***** Input data

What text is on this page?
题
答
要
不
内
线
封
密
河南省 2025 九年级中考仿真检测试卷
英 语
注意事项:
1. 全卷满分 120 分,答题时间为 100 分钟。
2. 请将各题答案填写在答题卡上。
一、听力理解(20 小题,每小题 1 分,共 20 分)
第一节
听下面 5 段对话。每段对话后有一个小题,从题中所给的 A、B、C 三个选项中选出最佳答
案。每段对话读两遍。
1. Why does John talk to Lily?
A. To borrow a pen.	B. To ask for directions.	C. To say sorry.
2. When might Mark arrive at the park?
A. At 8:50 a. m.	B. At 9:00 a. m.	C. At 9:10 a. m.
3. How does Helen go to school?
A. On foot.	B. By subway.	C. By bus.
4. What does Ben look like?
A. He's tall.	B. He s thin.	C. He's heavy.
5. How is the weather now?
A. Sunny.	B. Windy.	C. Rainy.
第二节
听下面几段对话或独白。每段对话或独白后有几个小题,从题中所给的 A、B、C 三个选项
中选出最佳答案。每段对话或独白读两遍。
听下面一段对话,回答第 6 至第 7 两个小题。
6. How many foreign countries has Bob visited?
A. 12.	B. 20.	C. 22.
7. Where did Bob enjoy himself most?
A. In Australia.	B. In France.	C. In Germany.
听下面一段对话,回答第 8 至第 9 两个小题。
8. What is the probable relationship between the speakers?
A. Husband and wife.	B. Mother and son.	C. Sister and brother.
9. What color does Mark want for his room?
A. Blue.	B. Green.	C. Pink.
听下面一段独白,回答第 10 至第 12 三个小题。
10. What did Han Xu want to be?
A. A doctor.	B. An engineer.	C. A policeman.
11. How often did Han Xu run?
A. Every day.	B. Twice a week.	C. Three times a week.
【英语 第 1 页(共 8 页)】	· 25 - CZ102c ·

**********
***** Input data

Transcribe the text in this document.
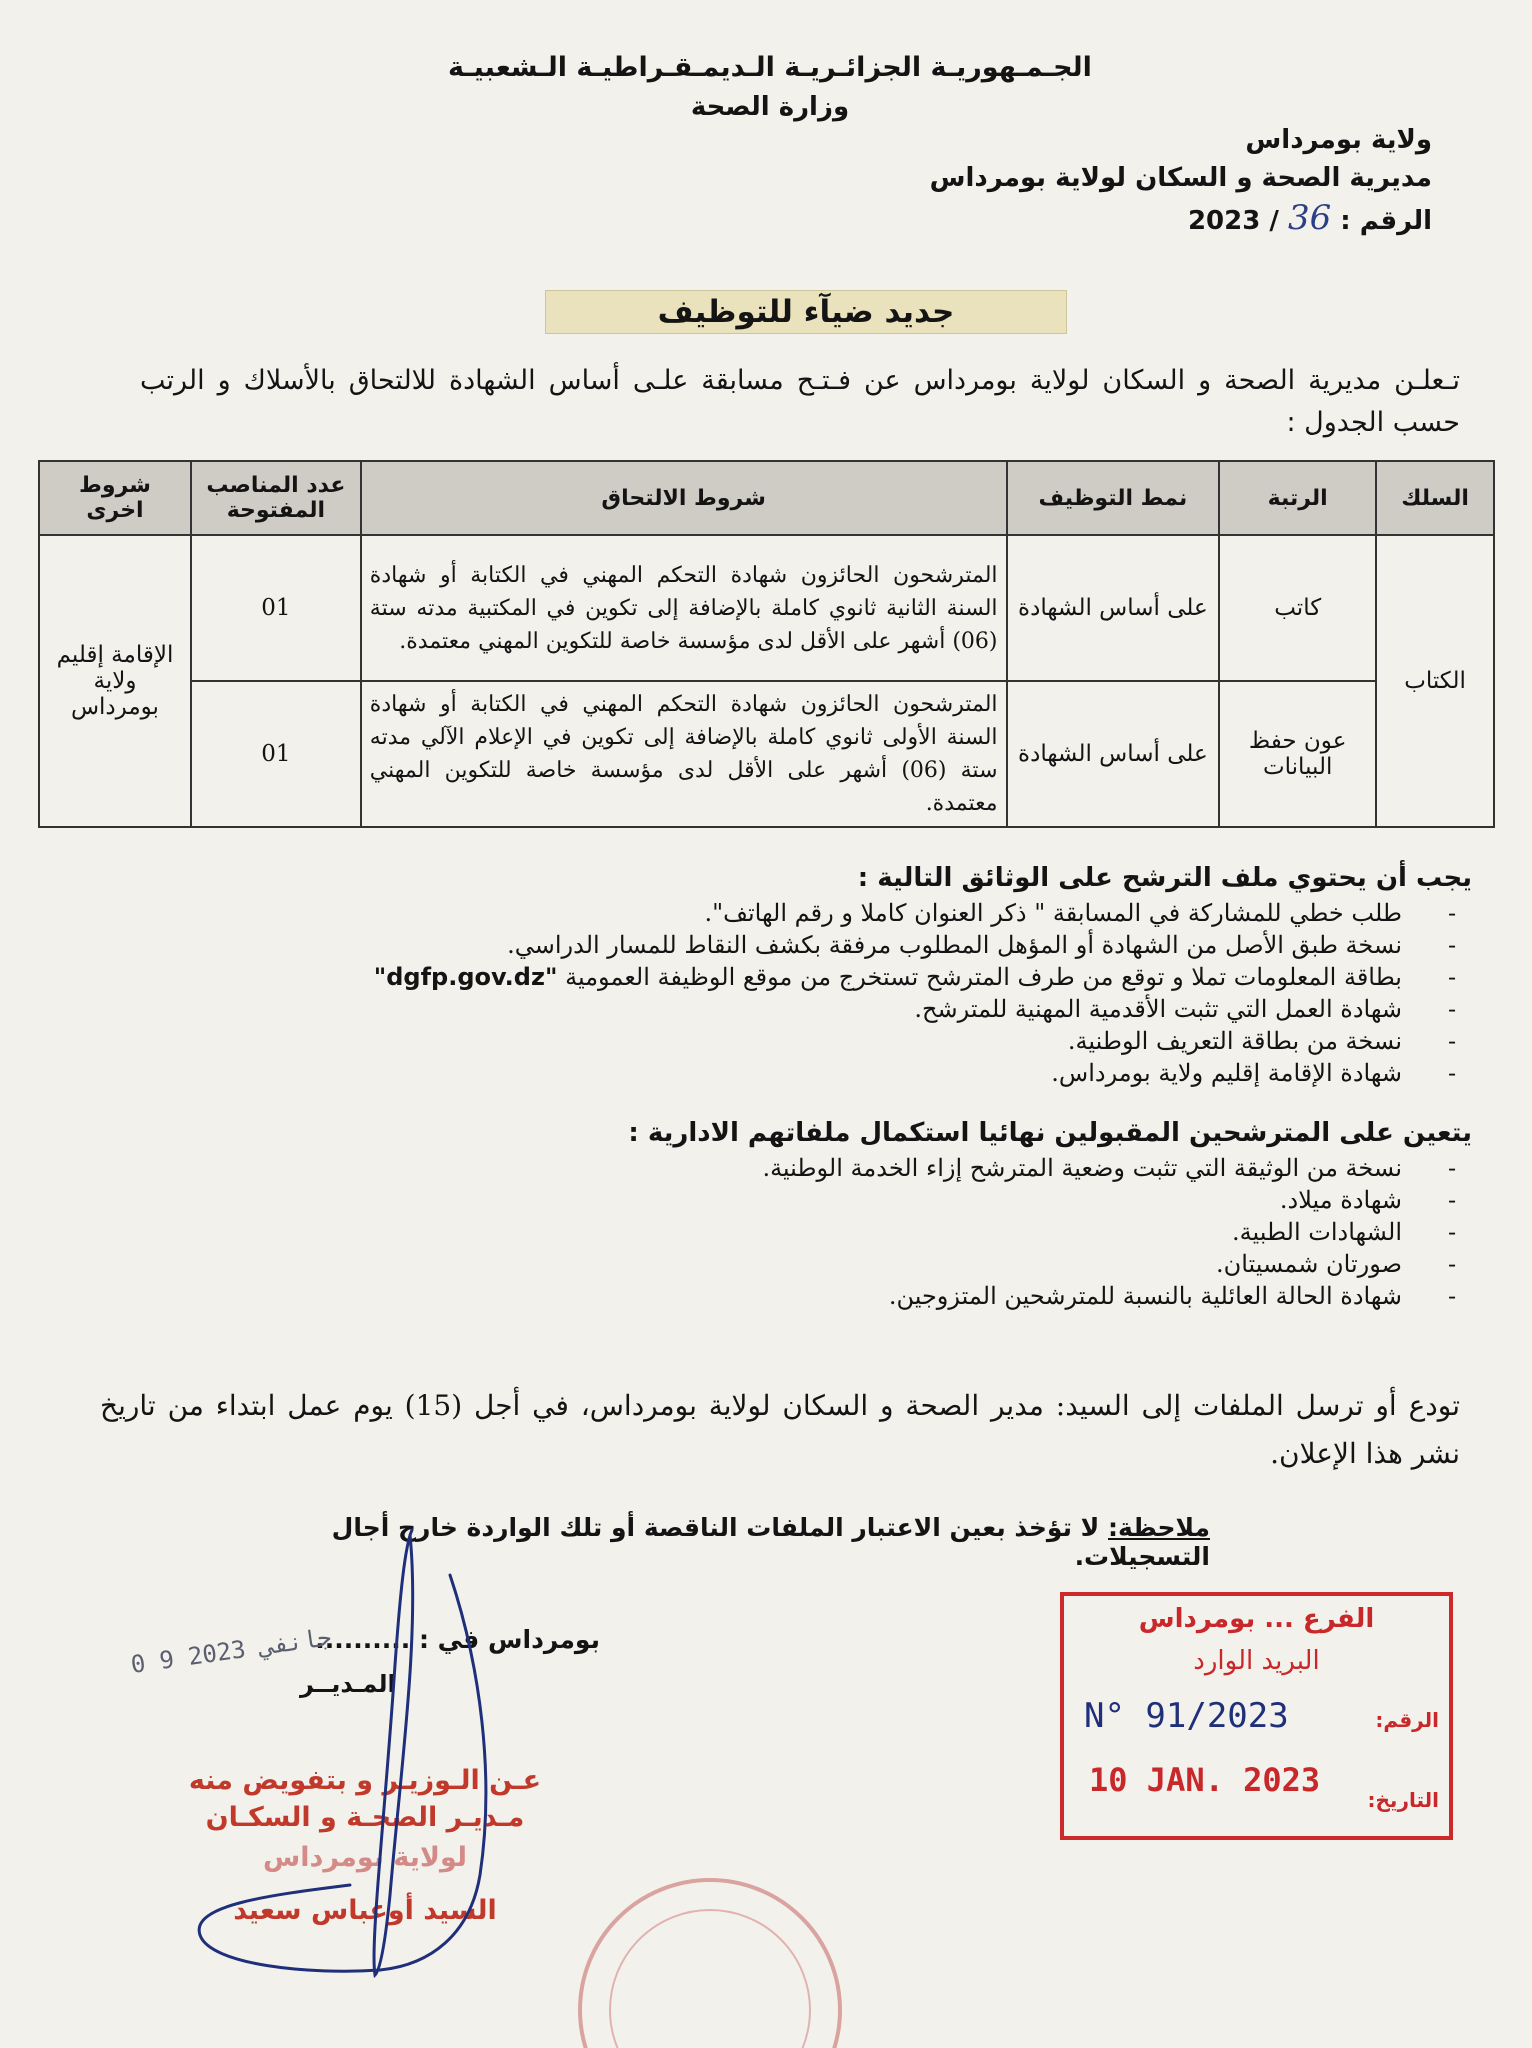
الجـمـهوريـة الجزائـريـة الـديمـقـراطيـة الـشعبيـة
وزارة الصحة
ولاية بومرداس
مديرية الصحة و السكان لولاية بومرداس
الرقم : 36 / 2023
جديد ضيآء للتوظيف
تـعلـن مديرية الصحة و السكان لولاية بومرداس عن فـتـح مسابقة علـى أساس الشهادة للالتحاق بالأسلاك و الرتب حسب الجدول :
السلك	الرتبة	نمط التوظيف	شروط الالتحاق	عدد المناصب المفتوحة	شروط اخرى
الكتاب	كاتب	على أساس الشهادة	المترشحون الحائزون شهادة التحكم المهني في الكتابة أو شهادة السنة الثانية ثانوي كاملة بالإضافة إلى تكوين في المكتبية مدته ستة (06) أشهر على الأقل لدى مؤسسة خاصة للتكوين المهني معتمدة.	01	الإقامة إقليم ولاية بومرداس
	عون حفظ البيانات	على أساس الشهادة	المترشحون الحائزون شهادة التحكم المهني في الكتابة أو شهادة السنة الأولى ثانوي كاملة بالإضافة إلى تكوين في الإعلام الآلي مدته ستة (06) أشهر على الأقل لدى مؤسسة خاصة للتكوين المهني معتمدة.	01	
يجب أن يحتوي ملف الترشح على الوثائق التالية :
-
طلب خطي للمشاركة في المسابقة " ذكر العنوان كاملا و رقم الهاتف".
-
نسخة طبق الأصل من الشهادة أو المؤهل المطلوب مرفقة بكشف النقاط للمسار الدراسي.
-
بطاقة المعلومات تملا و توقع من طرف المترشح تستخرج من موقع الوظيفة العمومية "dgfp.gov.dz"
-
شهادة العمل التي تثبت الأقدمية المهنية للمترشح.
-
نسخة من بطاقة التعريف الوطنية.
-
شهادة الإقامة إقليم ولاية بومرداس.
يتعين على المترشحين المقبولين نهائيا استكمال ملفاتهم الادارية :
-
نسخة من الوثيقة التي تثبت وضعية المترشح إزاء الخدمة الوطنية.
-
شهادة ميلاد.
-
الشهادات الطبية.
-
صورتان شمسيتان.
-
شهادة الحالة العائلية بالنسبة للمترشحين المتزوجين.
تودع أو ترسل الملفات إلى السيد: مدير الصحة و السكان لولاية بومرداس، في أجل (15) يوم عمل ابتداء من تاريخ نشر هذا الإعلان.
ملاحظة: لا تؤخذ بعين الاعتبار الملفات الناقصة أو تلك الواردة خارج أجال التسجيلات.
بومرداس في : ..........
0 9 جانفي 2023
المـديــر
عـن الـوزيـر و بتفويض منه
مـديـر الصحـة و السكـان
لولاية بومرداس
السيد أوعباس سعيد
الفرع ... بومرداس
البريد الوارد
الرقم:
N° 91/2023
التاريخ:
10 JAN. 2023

**********
***** Input data

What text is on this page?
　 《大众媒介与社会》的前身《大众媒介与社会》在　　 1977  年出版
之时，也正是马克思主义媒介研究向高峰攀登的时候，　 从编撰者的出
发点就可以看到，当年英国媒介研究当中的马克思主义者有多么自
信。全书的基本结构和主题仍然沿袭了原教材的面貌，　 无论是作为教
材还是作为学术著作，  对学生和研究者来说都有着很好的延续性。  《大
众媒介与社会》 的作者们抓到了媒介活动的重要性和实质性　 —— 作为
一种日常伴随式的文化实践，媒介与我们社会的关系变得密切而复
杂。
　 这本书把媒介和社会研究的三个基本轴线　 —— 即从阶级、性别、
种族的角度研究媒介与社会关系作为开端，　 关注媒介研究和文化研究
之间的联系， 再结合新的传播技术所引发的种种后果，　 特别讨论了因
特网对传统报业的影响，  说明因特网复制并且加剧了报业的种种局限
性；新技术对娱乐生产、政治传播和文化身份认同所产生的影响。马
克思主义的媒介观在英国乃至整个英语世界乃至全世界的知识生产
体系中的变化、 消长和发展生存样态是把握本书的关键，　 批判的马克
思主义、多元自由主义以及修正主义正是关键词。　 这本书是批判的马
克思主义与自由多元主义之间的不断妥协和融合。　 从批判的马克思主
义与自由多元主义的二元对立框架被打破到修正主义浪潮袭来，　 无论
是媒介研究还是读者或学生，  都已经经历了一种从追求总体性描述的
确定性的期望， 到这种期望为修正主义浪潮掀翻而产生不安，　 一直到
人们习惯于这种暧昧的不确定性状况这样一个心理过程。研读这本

**********

§ **Instructions for the task**:
Give the count of lines holding the word "Mark" and nothing more.

§ **Response to this exercise**:
2